** Start of Source data **

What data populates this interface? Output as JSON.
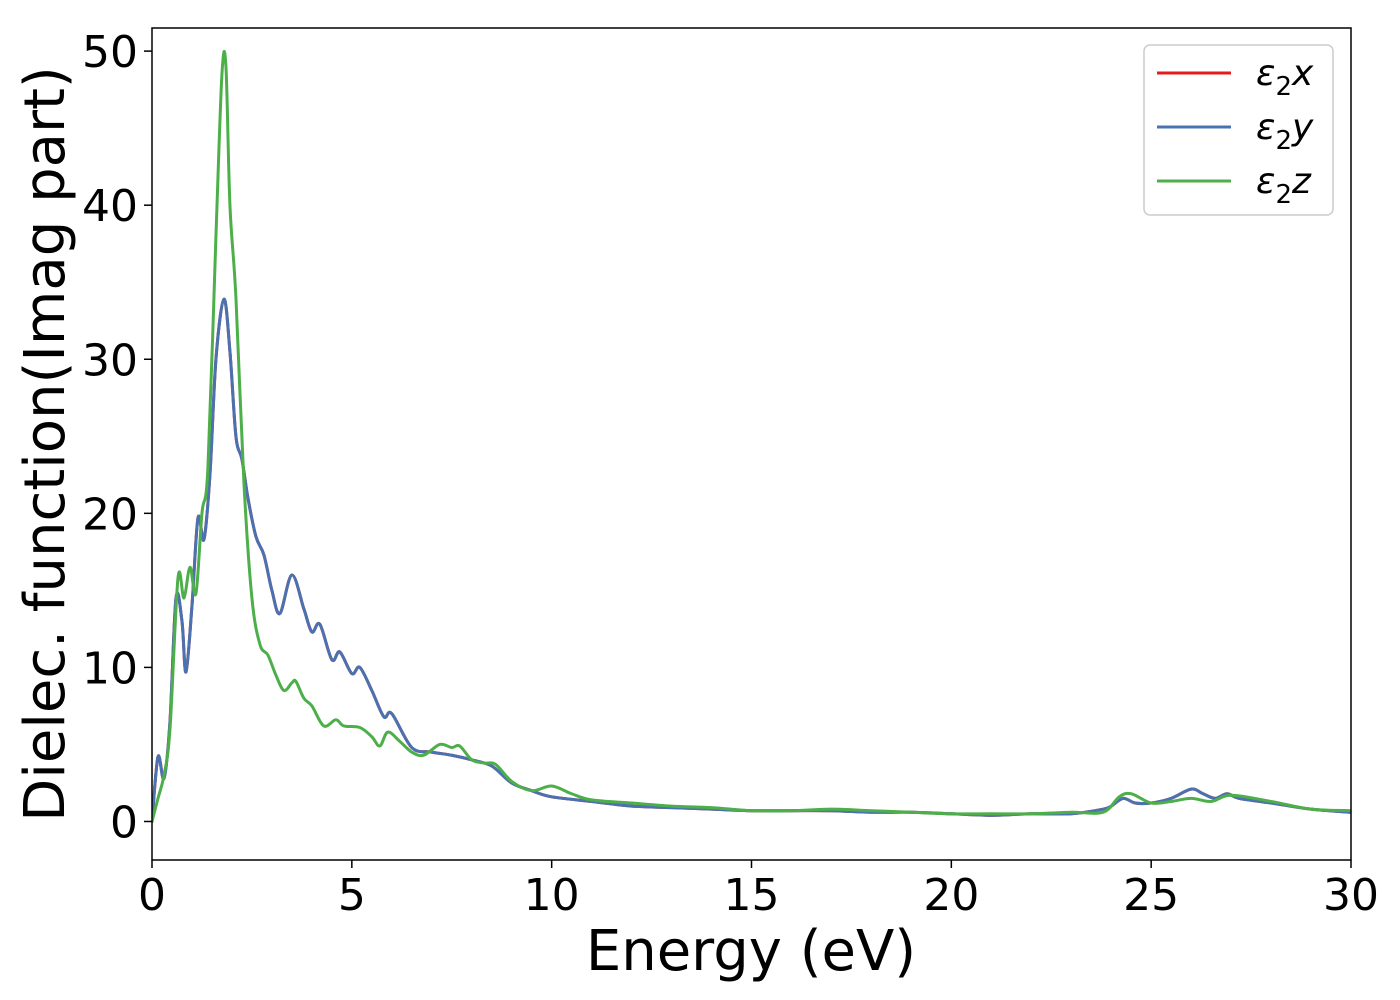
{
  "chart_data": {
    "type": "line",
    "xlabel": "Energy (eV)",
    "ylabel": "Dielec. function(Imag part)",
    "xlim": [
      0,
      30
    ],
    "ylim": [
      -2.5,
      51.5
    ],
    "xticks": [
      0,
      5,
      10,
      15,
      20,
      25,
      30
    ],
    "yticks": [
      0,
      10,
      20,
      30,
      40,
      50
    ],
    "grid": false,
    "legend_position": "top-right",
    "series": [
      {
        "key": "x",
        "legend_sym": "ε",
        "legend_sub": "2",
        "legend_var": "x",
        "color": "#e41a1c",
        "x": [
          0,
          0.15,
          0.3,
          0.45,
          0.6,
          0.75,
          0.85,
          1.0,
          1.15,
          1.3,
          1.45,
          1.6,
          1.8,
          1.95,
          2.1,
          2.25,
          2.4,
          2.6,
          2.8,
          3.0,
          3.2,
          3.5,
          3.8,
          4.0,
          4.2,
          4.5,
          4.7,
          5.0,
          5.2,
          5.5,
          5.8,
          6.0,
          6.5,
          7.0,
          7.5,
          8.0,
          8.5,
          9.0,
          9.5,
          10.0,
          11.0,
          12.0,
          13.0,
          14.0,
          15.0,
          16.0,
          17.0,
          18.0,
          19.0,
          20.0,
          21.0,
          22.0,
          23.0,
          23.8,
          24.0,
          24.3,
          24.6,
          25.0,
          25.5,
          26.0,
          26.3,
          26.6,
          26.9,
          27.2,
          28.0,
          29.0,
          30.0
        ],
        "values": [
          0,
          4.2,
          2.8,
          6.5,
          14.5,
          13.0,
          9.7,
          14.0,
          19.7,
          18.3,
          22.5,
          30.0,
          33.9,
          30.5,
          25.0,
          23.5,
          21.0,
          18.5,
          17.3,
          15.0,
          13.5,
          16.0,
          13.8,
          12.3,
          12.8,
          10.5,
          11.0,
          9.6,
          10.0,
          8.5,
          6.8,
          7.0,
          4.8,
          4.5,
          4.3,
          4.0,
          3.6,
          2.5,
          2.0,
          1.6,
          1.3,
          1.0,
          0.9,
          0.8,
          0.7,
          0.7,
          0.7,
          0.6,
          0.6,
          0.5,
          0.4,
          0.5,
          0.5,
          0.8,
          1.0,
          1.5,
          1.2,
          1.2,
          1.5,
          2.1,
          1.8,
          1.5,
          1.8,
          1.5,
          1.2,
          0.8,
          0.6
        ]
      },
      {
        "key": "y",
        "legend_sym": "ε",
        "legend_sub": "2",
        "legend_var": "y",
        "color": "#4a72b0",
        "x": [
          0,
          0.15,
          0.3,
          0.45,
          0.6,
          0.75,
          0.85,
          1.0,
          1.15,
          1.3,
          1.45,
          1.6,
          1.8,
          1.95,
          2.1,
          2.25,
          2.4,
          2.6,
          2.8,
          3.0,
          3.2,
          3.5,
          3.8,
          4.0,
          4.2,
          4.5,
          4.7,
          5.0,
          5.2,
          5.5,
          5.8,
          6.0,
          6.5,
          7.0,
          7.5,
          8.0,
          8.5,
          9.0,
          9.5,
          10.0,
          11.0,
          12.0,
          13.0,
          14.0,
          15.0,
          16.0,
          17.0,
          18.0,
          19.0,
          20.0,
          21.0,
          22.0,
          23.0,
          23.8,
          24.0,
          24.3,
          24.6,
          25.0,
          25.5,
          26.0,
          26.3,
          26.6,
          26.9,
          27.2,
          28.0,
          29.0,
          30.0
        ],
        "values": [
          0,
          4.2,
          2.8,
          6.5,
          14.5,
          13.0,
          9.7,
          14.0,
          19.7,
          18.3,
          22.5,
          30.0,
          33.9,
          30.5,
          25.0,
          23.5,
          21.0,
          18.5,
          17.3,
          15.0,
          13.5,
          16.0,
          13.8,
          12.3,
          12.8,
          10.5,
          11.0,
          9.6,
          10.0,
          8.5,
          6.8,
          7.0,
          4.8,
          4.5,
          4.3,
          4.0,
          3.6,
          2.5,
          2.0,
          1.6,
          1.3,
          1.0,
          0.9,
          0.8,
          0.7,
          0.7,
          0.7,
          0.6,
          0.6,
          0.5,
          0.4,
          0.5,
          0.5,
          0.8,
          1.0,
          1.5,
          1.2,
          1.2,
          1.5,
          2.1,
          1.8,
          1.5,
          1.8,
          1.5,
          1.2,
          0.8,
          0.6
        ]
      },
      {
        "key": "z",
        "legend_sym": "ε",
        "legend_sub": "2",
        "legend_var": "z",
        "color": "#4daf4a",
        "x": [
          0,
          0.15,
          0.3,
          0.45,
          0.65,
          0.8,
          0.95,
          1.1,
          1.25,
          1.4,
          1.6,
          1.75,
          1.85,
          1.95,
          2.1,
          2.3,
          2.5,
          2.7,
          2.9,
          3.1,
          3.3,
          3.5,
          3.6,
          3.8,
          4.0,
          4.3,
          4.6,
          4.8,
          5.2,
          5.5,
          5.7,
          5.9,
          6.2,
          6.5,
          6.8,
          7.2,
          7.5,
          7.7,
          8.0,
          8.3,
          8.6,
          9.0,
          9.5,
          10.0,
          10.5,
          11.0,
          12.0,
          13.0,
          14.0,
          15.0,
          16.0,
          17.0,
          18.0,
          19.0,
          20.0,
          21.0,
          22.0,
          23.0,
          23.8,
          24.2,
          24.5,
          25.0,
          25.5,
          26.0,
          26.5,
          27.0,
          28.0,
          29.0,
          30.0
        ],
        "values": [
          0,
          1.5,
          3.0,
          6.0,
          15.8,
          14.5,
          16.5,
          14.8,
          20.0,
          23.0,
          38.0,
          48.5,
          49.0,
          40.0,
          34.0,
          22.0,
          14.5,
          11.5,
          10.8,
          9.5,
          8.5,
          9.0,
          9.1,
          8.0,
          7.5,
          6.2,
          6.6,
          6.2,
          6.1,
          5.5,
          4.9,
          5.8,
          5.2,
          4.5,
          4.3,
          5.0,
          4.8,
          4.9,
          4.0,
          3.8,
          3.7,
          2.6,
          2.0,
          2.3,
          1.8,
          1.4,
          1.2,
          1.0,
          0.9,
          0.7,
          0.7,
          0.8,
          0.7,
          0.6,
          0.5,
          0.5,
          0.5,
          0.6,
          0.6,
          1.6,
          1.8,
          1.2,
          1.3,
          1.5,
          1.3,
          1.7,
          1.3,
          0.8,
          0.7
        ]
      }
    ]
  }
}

** End of Source data **

» Exercise brief: Extract all lines containing the word "color".

» The completed task:
        "color": "#e41a1c",
        "color": "#4a72b0",
        "color": "#4daf4a",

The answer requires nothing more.